Objective:
Copy, from the entries below, each line in which the string "label" appears.

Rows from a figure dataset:

● ● ● ● ● ● ●

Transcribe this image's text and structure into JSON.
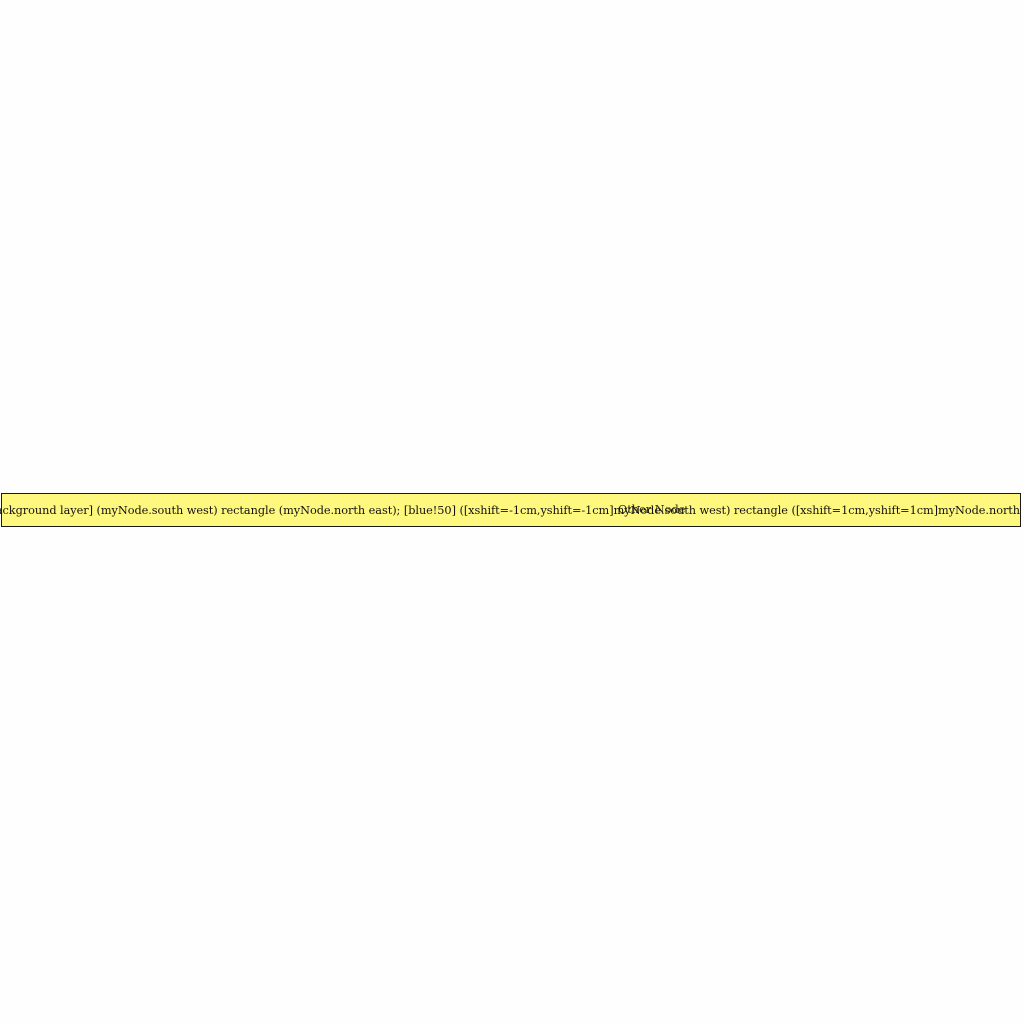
{
  "diagram": {
    "node": {
      "label": "[on background layer] (myNode.south west) rectangle (myNode.north east); [blue!50] ([xshift=-1cm,yshift=-1cm]myNode.south west) rectangle ([xshift=1cm,yshift=1cm]myNode.north east);",
      "fill_color": "#fff87f",
      "border_color": "#1a1a1a"
    },
    "overlay_node": {
      "label": "Other Node"
    }
  }
}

● ● ● ● ● ● ●

Expected answer:
      "label": "[on background layer] (myNode.south west) rectangle (myNode.north east); [blue!50] ([xshift=-1cm,yshift=-1cm]myNode.south west) rectangle ([xshift=1cm,yshift=1cm]myNode.north east);",
      "label": "Other Node"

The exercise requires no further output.